» TASK STATEMENT:
Filter these entries so that only lines with the word "title" remain.

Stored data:
=======

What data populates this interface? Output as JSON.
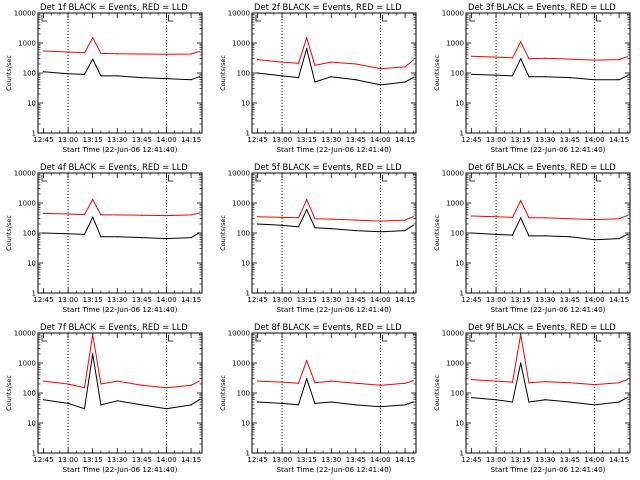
{
  "figure": {
    "x_tick_labels": [
      "12:45",
      "13:00",
      "13:15",
      "13:30",
      "13:45",
      "14:00",
      "14:15"
    ],
    "y_tick_labels": [
      "1",
      "10",
      "100",
      "1000",
      "10000"
    ],
    "colors": {
      "events": "#000000",
      "lld": "#ff0000",
      "axis": "#000000",
      "background": "#ffffff"
    }
  },
  "chart_data": [
    {
      "type": "line",
      "title": "Det 1f BLACK = Events, RED = LLD",
      "xlabel": "Start Time (22-Jun-06 12:41:40)",
      "ylabel": "Counts/sec",
      "x_unit": "time (HH:MM, 22-Jun-06)",
      "xlim": [
        "12:41:40",
        "14:21:40"
      ],
      "ylim": [
        1,
        10000
      ],
      "y_scale": "log",
      "marker_times": [
        "13:00",
        "14:00"
      ],
      "x": [
        "12:45",
        "13:00",
        "13:10",
        "13:15",
        "13:20",
        "13:30",
        "13:45",
        "14:00",
        "14:15",
        "14:20"
      ],
      "series": [
        {
          "name": "Events",
          "color": "black",
          "values": [
            110,
            95,
            90,
            290,
            80,
            80,
            70,
            65,
            60,
            75
          ]
        },
        {
          "name": "LLD",
          "color": "red",
          "values": [
            540,
            500,
            470,
            1500,
            450,
            440,
            430,
            420,
            430,
            520
          ]
        }
      ]
    },
    {
      "type": "line",
      "title": "Det 2f BLACK = Events, RED = LLD",
      "xlabel": "Start Time (22-Jun-06 12:41:40)",
      "ylabel": "Counts/sec",
      "x_unit": "time (HH:MM, 22-Jun-06)",
      "xlim": [
        "12:41:40",
        "14:21:40"
      ],
      "ylim": [
        1,
        10000
      ],
      "y_scale": "log",
      "marker_times": [
        "13:00",
        "14:00"
      ],
      "x": [
        "12:45",
        "13:00",
        "13:10",
        "13:15",
        "13:20",
        "13:30",
        "13:45",
        "14:00",
        "14:15",
        "14:20"
      ],
      "series": [
        {
          "name": "Events",
          "color": "black",
          "values": [
            100,
            80,
            70,
            650,
            50,
            75,
            60,
            40,
            50,
            70
          ]
        },
        {
          "name": "LLD",
          "color": "red",
          "values": [
            280,
            230,
            210,
            1500,
            180,
            230,
            200,
            140,
            160,
            270
          ]
        }
      ]
    },
    {
      "type": "line",
      "title": "Det 3f BLACK = Events, RED = LLD",
      "xlabel": "Start Time (22-Jun-06 12:41:40)",
      "ylabel": "Counts/sec",
      "x_unit": "time (HH:MM, 22-Jun-06)",
      "xlim": [
        "12:41:40",
        "14:21:40"
      ],
      "ylim": [
        1,
        10000
      ],
      "y_scale": "log",
      "marker_times": [
        "13:00",
        "14:00"
      ],
      "x": [
        "12:45",
        "13:00",
        "13:10",
        "13:15",
        "13:20",
        "13:30",
        "13:45",
        "14:00",
        "14:15",
        "14:20"
      ],
      "series": [
        {
          "name": "Events",
          "color": "black",
          "values": [
            90,
            85,
            80,
            300,
            75,
            75,
            70,
            60,
            60,
            80
          ]
        },
        {
          "name": "LLD",
          "color": "red",
          "values": [
            360,
            340,
            320,
            1100,
            300,
            310,
            290,
            270,
            280,
            350
          ]
        }
      ]
    },
    {
      "type": "line",
      "title": "Det 4f BLACK = Events, RED = LLD",
      "xlabel": "Start Time (22-Jun-06 12:41:40)",
      "ylabel": "Counts/sec",
      "x_unit": "time (HH:MM, 22-Jun-06)",
      "xlim": [
        "12:41:40",
        "14:21:40"
      ],
      "ylim": [
        1,
        10000
      ],
      "y_scale": "log",
      "marker_times": [
        "13:00",
        "14:00"
      ],
      "x": [
        "12:45",
        "13:00",
        "13:10",
        "13:15",
        "13:20",
        "13:30",
        "13:45",
        "14:00",
        "14:15",
        "14:20"
      ],
      "series": [
        {
          "name": "Events",
          "color": "black",
          "values": [
            100,
            95,
            90,
            340,
            75,
            75,
            70,
            65,
            70,
            100
          ]
        },
        {
          "name": "LLD",
          "color": "red",
          "values": [
            450,
            430,
            410,
            1300,
            400,
            400,
            390,
            380,
            400,
            460
          ]
        }
      ]
    },
    {
      "type": "line",
      "title": "Det 5f BLACK = Events, RED = LLD",
      "xlabel": "Start Time (22-Jun-06 12:41:40)",
      "ylabel": "Counts/sec",
      "x_unit": "time (HH:MM, 22-Jun-06)",
      "xlim": [
        "12:41:40",
        "14:21:40"
      ],
      "ylim": [
        1,
        10000
      ],
      "y_scale": "log",
      "marker_times": [
        "13:00",
        "14:00"
      ],
      "x": [
        "12:45",
        "13:00",
        "13:10",
        "13:15",
        "13:20",
        "13:30",
        "13:45",
        "14:00",
        "14:15",
        "14:20"
      ],
      "series": [
        {
          "name": "Events",
          "color": "black",
          "values": [
            200,
            180,
            160,
            600,
            150,
            140,
            120,
            110,
            120,
            180
          ]
        },
        {
          "name": "LLD",
          "color": "red",
          "values": [
            350,
            330,
            320,
            1300,
            300,
            290,
            270,
            250,
            270,
            350
          ]
        }
      ]
    },
    {
      "type": "line",
      "title": "Det 6f BLACK = Events, RED = LLD",
      "xlabel": "Start Time (22-Jun-06 12:41:40)",
      "ylabel": "Counts/sec",
      "x_unit": "time (HH:MM, 22-Jun-06)",
      "xlim": [
        "12:41:40",
        "14:21:40"
      ],
      "ylim": [
        1,
        10000
      ],
      "y_scale": "log",
      "marker_times": [
        "13:00",
        "14:00"
      ],
      "x": [
        "12:45",
        "13:00",
        "13:10",
        "13:15",
        "13:20",
        "13:30",
        "13:45",
        "14:00",
        "14:15",
        "14:20"
      ],
      "series": [
        {
          "name": "Events",
          "color": "black",
          "values": [
            100,
            90,
            85,
            320,
            80,
            80,
            75,
            60,
            65,
            90
          ]
        },
        {
          "name": "LLD",
          "color": "red",
          "values": [
            370,
            350,
            330,
            1200,
            320,
            320,
            300,
            280,
            300,
            380
          ]
        }
      ]
    },
    {
      "type": "line",
      "title": "Det 7f BLACK = Events, RED = LLD",
      "xlabel": "Start Time (22-Jun-06 12:41:40)",
      "ylabel": "Counts/sec",
      "x_unit": "time (HH:MM, 22-Jun-06)",
      "xlim": [
        "12:41:40",
        "14:21:40"
      ],
      "ylim": [
        1,
        10000
      ],
      "y_scale": "log",
      "marker_times": [
        "13:00",
        "14:00"
      ],
      "x": [
        "12:45",
        "13:00",
        "13:10",
        "13:15",
        "13:20",
        "13:30",
        "13:45",
        "14:00",
        "14:15",
        "14:20"
      ],
      "series": [
        {
          "name": "Events",
          "color": "black",
          "values": [
            60,
            45,
            30,
            2000,
            40,
            55,
            40,
            30,
            40,
            60
          ]
        },
        {
          "name": "LLD",
          "color": "red",
          "values": [
            250,
            200,
            150,
            9000,
            200,
            250,
            180,
            150,
            180,
            250
          ]
        }
      ]
    },
    {
      "type": "line",
      "title": "Det 8f BLACK = Events, RED = LLD",
      "xlabel": "Start Time (22-Jun-06 12:41:40)",
      "ylabel": "Counts/sec",
      "x_unit": "time (HH:MM, 22-Jun-06)",
      "xlim": [
        "12:41:40",
        "14:21:40"
      ],
      "ylim": [
        1,
        10000
      ],
      "y_scale": "log",
      "marker_times": [
        "13:00",
        "14:00"
      ],
      "x": [
        "12:45",
        "13:00",
        "13:10",
        "13:15",
        "13:20",
        "13:30",
        "13:45",
        "14:00",
        "14:15",
        "14:20"
      ],
      "series": [
        {
          "name": "Events",
          "color": "black",
          "values": [
            50,
            45,
            40,
            300,
            45,
            50,
            40,
            35,
            40,
            50
          ]
        },
        {
          "name": "LLD",
          "color": "red",
          "values": [
            250,
            230,
            210,
            1200,
            220,
            250,
            210,
            180,
            210,
            260
          ]
        }
      ]
    },
    {
      "type": "line",
      "title": "Det 9f BLACK = Events, RED = LLD",
      "xlabel": "Start Time (22-Jun-06 12:41:40)",
      "ylabel": "Counts/sec",
      "x_unit": "time (HH:MM, 22-Jun-06)",
      "xlim": [
        "12:41:40",
        "14:21:40"
      ],
      "ylim": [
        1,
        10000
      ],
      "y_scale": "log",
      "marker_times": [
        "13:00",
        "14:00"
      ],
      "x": [
        "12:45",
        "13:00",
        "13:10",
        "13:15",
        "13:20",
        "13:30",
        "13:45",
        "14:00",
        "14:15",
        "14:20"
      ],
      "series": [
        {
          "name": "Events",
          "color": "black",
          "values": [
            70,
            60,
            50,
            1000,
            50,
            60,
            50,
            40,
            50,
            70
          ]
        },
        {
          "name": "LLD",
          "color": "red",
          "values": [
            280,
            250,
            230,
            9000,
            220,
            240,
            220,
            190,
            220,
            280
          ]
        }
      ]
    }
  ]
}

=======

» SOLUTION TO THE PROBLEM:
      "title": "Det 1f BLACK = Events, RED = LLD",
      "title": "Det 2f BLACK = Events, RED = LLD",
      "title": "Det 3f BLACK = Events, RED = LLD",
      "title": "Det 4f BLACK = Events, RED = LLD",
      "title": "Det 5f BLACK = Events, RED = LLD",
      "title": "Det 6f BLACK = Events, RED = LLD",
      "title": "Det 7f BLACK = Events, RED = LLD",
      "title": "Det 8f BLACK = Events, RED = LLD",
      "title": "Det 9f BLACK = Events, RED = LLD",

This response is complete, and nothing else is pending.